··· Dataset

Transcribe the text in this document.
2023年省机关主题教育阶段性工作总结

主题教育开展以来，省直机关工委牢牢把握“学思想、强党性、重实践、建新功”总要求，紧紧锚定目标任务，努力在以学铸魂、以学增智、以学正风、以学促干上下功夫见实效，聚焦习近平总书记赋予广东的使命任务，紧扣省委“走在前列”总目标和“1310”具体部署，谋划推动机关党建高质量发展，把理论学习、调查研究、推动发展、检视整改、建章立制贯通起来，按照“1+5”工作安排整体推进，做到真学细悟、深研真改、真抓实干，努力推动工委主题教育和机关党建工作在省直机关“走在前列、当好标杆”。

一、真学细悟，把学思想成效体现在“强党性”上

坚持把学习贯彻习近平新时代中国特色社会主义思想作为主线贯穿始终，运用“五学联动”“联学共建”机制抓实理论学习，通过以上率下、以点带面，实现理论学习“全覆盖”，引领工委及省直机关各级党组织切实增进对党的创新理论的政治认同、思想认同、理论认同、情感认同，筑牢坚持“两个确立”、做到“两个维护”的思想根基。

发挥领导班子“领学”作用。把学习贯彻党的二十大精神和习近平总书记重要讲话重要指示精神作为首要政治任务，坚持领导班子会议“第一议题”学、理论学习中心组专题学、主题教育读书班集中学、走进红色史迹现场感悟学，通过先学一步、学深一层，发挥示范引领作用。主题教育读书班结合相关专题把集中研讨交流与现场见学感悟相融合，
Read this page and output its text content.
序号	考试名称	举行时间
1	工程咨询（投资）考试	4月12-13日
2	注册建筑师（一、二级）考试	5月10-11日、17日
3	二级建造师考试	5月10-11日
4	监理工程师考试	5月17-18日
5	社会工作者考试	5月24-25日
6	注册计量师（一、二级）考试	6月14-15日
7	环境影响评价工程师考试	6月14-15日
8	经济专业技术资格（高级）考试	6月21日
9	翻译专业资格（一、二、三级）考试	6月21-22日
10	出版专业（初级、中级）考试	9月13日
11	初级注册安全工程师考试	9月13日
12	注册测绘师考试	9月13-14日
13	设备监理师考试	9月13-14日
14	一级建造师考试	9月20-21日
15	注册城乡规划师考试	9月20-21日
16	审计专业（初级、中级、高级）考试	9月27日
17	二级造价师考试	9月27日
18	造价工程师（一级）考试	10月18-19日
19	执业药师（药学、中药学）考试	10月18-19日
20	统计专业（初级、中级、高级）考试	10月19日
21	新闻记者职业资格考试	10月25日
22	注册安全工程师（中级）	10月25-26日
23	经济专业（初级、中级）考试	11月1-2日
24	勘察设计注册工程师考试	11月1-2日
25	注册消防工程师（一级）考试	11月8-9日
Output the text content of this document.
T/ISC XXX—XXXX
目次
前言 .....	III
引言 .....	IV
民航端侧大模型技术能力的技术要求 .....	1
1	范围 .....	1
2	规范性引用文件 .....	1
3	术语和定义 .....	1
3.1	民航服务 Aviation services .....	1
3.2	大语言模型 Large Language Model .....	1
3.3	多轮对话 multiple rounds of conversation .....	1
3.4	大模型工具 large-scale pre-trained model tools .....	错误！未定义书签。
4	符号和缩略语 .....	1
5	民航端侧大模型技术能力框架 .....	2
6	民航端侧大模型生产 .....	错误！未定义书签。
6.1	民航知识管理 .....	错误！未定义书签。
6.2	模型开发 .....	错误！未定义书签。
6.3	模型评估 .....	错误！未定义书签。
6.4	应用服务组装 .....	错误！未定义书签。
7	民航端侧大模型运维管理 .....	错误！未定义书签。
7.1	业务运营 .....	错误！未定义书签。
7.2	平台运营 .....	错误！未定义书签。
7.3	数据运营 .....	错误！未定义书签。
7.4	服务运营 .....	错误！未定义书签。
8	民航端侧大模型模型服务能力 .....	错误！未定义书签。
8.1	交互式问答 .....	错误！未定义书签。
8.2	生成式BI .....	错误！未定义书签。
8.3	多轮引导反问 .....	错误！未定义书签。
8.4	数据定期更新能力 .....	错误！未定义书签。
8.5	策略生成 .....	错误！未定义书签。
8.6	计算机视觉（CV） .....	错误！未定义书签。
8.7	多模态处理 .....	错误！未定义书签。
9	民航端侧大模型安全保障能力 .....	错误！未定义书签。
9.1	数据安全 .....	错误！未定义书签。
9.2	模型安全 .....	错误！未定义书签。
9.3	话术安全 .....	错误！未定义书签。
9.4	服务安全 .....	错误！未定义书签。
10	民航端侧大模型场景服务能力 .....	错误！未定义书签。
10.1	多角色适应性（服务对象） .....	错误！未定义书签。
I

······

## Your goal
All of the material above needs to be retyped word for word.

## Answer to this task
Transcribe the text in this document.
2023年省机关主题教育阶段性工作总结

主题教育开展以来，省直机关工委牢牢把握“学思想、强党性、重实践、建新功”总要求，紧紧锚定目标任务，努力在以学铸魂、以学增智、以学正风、以学促干上下功夫见实效，聚焦习近平总书记赋予广东的使命任务，紧扣省委“走在前列”总目标和“1310”具体部署，谋划推动机关党建高质量发展，把理论学习、调查研究、推动发展、检视整改、建章立制贯通起来，按照“1+5”工作安排整体推进，做到真学细悟、深研真改、真抓实干，努力推动工委主题教育和机关党建工作在省直机关“走在前列、当好标杆”。

一、真学细悟，把学思想成效体现在“强党性”上

坚持把学习贯彻习近平新时代中国特色社会主义思想作为主线贯穿始终，运用“五学联动”“联学共建”机制抓实理论学习，通过以上率下、以点带面，实现理论学习“全覆盖”，引领工委及省直机关各级党组织切实增进对党的创新理论的政治认同、思想认同、理论认同、情感认同，筑牢坚持“两个确立”、做到“两个维护”的思想根基。

发挥领导班子“领学”作用。把学习贯彻党的二十大精神和习近平总书记重要讲话重要指示精神作为首要政治任务，坚持领导班子会议“第一议题”学、理论学习中心组专题学、主题教育读书班集中学、走进红色史迹现场感悟学，通过先学一步、学深一层，发挥示范引领作用。主题教育读书班结合相关专题把集中研讨交流与现场见学感悟相融合，
Read this page and output its text content.
序号	考试名称	举行时间
1	工程咨询（投资）考试	4月12-13日
2	注册建筑师（一、二级）考试	5月10-11日、17日
3	二级建造师考试	5月10-11日
4	监理工程师考试	5月17-18日
5	社会工作者考试	5月24-25日
6	注册计量师（一、二级）考试	6月14-15日
7	环境影响评价工程师考试	6月14-15日
8	经济专业技术资格（高级）考试	6月21日
9	翻译专业资格（一、二、三级）考试	6月21-22日
10	出版专业（初级、中级）考试	9月13日
11	初级注册安全工程师考试	9月13日
12	注册测绘师考试	9月13-14日
13	设备监理师考试	9月13-14日
14	一级建造师考试	9月20-21日
15	注册城乡规划师考试	9月20-21日
16	审计专业（初级、中级、高级）考试	9月27日
17	二级造价师考试	9月27日
18	造价工程师（一级）考试	10月18-19日
19	执业药师（药学、中药学）考试	10月18-19日
20	统计专业（初级、中级、高级）考试	10月19日
21	新闻记者职业资格考试	10月25日
22	注册安全工程师（中级）	10月25-26日
23	经济专业（初级、中级）考试	11月1-2日
24	勘察设计注册工程师考试	11月1-2日
25	注册消防工程师（一级）考试	11月8-9日
Output the text content of this document.
T/ISC XXX—XXXX
目次
前言 .....	III
引言 .....	IV
民航端侧大模型技术能力的技术要求 .....	1
1	范围 .....	1
2	规范性引用文件 .....	1
3	术语和定义 .....	1
3.1	民航服务 Aviation services .....	1
3.2	大语言模型 Large Language Model .....	1
3.3	多轮对话 multiple rounds of conversation .....	1
3.4	大模型工具 large-scale pre-trained model tools .....	错误！未定义书签。
4	符号和缩略语 .....	1
5	民航端侧大模型技术能力框架 .....	2
6	民航端侧大模型生产 .....	错误！未定义书签。
6.1	民航知识管理 .....	错误！未定义书签。
6.2	模型开发 .....	错误！未定义书签。
6.3	模型评估 .....	错误！未定义书签。
6.4	应用服务组装 .....	错误！未定义书签。
7	民航端侧大模型运维管理 .....	错误！未定义书签。
7.1	业务运营 .....	错误！未定义书签。
7.2	平台运营 .....	错误！未定义书签。
7.3	数据运营 .....	错误！未定义书签。
7.4	服务运营 .....	错误！未定义书签。
8	民航端侧大模型模型服务能力 .....	错误！未定义书签。
8.1	交互式问答 .....	错误！未定义书签。
8.2	生成式BI .....	错误！未定义书签。
8.3	多轮引导反问 .....	错误！未定义书签。
8.4	数据定期更新能力 .....	错误！未定义书签。
8.5	策略生成 .....	错误！未定义书签。
8.6	计算机视觉（CV） .....	错误！未定义书签。
8.7	多模态处理 .....	错误！未定义书签。
9	民航端侧大模型安全保障能力 .....	错误！未定义书签。
9.1	数据安全 .....	错误！未定义书签。
9.2	模型安全 .....	错误！未定义书签。
9.3	话术安全 .....	错误！未定义书签。
9.4	服务安全 .....	错误！未定义书签。
10	民航端侧大模型场景服务能力 .....	错误！未定义书签。
10.1	多角色适应性（服务对象） .....	错误！未定义书签。
I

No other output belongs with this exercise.